• What you are asked to do: Work out how many lines have "справа" in them. Give only that number.

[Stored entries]
■ ■ ■
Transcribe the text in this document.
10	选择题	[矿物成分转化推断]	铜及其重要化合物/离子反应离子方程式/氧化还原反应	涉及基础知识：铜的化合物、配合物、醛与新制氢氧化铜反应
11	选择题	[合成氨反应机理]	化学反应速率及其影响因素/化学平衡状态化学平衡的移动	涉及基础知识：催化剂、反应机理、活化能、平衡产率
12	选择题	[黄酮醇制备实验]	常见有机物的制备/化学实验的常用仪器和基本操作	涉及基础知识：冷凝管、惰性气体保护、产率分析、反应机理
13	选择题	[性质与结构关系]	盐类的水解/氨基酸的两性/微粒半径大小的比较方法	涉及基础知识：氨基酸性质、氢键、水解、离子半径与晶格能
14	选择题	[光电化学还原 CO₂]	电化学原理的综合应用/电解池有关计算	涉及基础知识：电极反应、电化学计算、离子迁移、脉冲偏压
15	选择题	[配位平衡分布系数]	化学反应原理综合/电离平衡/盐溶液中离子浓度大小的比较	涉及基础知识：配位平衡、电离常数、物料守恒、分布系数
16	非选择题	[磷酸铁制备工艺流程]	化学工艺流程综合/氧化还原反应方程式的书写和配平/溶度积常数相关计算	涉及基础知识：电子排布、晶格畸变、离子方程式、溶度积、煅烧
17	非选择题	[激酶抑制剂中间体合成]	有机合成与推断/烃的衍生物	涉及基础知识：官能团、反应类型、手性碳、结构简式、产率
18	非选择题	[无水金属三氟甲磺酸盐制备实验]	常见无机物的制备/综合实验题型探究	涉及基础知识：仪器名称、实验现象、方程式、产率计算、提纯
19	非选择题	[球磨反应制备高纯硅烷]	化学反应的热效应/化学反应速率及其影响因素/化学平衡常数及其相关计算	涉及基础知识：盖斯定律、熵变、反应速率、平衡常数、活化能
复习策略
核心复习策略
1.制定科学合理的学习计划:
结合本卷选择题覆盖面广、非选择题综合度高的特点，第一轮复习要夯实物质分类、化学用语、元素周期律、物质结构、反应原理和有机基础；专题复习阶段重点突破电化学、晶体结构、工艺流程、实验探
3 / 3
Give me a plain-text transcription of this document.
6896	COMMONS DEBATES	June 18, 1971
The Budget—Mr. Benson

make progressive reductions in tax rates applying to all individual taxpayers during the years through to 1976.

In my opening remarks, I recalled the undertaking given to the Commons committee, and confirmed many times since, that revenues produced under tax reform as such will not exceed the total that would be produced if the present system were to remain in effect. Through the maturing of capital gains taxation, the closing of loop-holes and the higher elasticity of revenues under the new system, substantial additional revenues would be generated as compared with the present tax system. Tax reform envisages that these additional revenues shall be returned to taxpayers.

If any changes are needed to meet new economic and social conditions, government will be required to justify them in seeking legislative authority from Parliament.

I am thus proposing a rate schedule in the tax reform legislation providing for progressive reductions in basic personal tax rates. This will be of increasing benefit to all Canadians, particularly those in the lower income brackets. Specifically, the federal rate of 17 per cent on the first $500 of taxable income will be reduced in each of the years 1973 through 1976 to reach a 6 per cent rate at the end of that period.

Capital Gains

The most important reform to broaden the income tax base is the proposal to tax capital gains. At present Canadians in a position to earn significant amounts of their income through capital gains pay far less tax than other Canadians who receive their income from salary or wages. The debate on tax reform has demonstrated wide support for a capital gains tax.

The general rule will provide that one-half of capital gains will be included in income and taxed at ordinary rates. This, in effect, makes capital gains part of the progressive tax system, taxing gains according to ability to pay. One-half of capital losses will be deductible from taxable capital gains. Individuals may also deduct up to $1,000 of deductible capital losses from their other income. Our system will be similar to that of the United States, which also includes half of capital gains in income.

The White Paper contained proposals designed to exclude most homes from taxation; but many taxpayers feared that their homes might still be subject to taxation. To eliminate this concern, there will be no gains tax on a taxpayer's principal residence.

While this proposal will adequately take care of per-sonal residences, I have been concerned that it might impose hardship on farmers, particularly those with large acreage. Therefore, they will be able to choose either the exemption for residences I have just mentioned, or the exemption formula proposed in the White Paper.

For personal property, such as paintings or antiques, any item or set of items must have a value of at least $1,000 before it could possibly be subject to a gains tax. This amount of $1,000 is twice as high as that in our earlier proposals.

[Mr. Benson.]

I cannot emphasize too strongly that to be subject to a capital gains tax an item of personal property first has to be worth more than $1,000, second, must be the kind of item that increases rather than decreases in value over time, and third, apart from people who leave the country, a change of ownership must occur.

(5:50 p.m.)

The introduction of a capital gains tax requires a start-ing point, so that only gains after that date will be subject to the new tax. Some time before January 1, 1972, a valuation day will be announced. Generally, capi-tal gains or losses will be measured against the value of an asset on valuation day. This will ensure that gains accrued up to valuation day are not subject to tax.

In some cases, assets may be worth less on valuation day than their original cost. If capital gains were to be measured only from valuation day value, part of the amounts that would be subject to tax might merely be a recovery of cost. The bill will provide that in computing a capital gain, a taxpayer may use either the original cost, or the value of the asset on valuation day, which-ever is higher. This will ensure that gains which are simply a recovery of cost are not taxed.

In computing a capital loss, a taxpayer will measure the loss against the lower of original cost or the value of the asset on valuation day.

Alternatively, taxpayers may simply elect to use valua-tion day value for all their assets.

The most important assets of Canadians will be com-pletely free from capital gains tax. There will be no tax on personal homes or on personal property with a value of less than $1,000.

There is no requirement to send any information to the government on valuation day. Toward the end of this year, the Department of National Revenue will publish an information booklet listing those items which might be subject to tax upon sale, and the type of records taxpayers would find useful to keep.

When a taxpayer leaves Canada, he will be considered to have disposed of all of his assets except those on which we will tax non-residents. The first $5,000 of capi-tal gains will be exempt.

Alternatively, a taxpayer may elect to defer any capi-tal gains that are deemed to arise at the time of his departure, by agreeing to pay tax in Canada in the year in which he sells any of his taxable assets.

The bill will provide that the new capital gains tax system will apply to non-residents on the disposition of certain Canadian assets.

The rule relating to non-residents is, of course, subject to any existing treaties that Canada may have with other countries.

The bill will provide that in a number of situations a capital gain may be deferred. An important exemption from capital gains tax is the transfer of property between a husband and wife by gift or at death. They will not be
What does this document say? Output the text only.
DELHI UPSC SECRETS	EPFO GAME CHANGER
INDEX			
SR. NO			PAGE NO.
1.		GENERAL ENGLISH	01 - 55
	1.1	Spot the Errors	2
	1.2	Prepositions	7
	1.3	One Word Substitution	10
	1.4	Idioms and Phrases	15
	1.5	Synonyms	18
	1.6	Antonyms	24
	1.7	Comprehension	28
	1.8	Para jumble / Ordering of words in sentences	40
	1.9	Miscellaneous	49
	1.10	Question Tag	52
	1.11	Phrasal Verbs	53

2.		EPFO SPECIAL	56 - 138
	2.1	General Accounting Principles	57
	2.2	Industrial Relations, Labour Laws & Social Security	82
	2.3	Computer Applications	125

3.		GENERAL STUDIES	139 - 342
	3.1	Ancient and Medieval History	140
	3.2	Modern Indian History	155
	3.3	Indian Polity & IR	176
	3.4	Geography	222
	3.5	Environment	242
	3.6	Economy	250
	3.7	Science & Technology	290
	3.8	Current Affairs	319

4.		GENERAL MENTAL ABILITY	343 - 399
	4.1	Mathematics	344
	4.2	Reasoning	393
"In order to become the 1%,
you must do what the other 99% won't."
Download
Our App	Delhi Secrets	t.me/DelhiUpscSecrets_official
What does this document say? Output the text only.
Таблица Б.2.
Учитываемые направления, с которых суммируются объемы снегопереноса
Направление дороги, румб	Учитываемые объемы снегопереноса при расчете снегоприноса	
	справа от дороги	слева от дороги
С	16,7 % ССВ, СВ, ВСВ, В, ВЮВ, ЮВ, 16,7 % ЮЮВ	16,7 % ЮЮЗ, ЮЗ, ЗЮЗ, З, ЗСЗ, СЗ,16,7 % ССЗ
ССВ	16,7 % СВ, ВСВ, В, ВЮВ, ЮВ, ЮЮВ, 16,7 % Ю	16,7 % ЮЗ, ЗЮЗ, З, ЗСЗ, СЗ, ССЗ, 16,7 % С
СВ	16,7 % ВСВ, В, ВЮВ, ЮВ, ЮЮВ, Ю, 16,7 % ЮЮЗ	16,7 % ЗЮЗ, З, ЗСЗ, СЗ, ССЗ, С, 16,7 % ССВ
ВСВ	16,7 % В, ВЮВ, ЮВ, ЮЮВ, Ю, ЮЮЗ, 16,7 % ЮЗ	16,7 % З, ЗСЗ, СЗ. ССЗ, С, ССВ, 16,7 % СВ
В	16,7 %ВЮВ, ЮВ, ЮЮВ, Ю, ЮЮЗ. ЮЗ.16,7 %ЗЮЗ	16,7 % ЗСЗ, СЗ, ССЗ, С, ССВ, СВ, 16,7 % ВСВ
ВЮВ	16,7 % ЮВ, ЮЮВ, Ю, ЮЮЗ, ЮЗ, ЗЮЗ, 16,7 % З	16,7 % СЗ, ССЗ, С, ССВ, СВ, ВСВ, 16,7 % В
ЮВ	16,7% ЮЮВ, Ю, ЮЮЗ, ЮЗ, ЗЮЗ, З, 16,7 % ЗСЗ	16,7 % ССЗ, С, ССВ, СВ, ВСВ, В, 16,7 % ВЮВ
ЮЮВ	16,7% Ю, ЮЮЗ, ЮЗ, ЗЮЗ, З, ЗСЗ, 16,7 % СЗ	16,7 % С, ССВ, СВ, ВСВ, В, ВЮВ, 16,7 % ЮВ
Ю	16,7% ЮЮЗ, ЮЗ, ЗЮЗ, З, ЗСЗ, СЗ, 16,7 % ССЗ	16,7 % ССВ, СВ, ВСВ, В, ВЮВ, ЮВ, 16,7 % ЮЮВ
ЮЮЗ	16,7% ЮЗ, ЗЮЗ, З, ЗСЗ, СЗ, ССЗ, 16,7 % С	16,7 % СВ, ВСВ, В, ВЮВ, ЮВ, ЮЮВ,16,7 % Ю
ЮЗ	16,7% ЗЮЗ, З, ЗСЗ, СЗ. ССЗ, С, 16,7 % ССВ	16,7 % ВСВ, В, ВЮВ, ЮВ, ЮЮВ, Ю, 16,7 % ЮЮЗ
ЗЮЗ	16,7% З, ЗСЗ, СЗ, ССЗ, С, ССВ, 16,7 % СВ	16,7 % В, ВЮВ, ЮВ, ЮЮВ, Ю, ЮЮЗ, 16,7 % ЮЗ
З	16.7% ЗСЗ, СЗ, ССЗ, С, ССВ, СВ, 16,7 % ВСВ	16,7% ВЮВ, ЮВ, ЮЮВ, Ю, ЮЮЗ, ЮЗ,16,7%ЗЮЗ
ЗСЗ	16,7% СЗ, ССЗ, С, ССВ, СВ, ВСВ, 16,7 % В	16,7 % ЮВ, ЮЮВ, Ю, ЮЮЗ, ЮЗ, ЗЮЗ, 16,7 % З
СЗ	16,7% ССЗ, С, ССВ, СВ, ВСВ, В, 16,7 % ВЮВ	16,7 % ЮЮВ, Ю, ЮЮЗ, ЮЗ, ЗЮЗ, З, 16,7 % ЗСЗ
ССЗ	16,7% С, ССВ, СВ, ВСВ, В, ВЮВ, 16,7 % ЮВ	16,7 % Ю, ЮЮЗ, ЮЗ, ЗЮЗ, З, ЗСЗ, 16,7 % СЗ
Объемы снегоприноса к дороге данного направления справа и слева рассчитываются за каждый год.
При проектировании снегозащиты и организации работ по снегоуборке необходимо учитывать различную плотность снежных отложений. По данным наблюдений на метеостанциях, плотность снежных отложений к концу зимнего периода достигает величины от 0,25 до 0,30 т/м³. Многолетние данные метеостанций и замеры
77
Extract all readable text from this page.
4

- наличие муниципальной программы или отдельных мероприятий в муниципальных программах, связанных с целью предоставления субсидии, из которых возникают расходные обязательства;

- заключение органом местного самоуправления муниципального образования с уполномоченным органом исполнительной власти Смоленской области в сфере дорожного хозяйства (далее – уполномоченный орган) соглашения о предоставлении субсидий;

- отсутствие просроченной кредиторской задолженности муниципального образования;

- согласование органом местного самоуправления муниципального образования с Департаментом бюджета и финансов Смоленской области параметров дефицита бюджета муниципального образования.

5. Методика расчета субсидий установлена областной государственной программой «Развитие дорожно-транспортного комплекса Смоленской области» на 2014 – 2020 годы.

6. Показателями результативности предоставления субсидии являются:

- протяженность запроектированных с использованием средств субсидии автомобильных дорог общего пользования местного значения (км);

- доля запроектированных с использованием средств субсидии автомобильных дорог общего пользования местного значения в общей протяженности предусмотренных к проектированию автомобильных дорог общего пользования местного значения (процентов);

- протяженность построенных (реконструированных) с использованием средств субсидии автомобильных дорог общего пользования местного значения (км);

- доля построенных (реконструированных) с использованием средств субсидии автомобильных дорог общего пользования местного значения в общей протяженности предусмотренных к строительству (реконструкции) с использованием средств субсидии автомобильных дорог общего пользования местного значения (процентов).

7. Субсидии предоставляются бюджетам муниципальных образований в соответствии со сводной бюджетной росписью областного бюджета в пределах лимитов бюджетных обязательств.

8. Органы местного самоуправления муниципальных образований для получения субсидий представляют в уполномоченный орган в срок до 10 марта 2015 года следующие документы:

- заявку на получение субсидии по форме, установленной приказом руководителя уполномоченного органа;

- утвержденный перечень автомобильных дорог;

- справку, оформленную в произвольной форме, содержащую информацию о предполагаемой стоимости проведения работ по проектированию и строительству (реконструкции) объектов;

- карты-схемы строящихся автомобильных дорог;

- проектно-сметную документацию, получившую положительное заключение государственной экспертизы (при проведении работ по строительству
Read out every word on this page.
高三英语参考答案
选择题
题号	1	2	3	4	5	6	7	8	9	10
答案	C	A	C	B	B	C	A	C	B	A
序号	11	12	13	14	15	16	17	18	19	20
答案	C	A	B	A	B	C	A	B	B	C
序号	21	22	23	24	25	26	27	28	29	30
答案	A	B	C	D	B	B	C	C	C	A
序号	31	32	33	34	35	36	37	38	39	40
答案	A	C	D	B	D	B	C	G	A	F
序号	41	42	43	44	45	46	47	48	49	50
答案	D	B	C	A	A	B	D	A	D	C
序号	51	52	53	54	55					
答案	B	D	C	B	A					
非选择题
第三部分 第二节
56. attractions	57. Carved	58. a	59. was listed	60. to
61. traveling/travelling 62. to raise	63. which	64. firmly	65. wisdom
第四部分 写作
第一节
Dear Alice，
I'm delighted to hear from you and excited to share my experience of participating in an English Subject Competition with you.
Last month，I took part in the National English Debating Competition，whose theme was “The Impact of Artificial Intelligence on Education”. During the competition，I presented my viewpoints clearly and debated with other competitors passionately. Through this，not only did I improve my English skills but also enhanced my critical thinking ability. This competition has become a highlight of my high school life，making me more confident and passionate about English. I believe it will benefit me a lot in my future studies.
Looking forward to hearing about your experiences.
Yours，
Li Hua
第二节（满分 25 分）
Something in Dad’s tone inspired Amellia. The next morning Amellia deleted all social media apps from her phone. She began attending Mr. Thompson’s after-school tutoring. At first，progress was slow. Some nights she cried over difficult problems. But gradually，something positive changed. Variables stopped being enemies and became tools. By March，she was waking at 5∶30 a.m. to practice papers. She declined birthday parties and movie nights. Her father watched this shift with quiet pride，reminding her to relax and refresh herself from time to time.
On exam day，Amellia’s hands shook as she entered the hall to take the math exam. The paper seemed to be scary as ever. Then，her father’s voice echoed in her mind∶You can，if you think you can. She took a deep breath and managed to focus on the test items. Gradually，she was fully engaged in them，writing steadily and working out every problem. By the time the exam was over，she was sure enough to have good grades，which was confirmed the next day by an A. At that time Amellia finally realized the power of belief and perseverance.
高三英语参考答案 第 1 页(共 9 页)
■ ■ ■
• Result below: 2